**** Data supplied ****

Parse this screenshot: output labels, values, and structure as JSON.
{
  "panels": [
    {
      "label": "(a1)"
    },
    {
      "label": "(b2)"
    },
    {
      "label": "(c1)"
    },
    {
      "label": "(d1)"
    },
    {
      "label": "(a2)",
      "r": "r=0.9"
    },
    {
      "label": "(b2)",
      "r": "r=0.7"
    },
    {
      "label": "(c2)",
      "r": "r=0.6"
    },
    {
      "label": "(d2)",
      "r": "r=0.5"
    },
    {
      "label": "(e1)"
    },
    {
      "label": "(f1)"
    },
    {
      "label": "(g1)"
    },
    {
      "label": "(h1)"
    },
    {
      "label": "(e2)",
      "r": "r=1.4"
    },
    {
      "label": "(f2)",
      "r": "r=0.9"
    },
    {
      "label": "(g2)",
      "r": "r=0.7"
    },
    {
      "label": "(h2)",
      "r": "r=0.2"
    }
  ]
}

****

* Requirements *
Please output the entire listing exactly as it stands.

* The answer *
Parse this screenshot: output labels, values, and structure as JSON.
{
  "panels": [
    {
      "label": "(a1)"
    },
    {
      "label": "(b2)"
    },
    {
      "label": "(c1)"
    },
    {
      "label": "(d1)"
    },
    {
      "label": "(a2)",
      "r": "r=0.9"
    },
    {
      "label": "(b2)",
      "r": "r=0.7"
    },
    {
      "label": "(c2)",
      "r": "r=0.6"
    },
    {
      "label": "(d2)",
      "r": "r=0.5"
    },
    {
      "label": "(e1)"
    },
    {
      "label": "(f1)"
    },
    {
      "label": "(g1)"
    },
    {
      "label": "(h1)"
    },
    {
      "label": "(e2)",
      "r": "r=1.4"
    },
    {
      "label": "(f2)",
      "r": "r=0.9"
    },
    {
      "label": "(g2)",
      "r": "r=0.7"
    },
    {
      "label": "(h2)",
      "r": "r=0.2"
    }
  ]
}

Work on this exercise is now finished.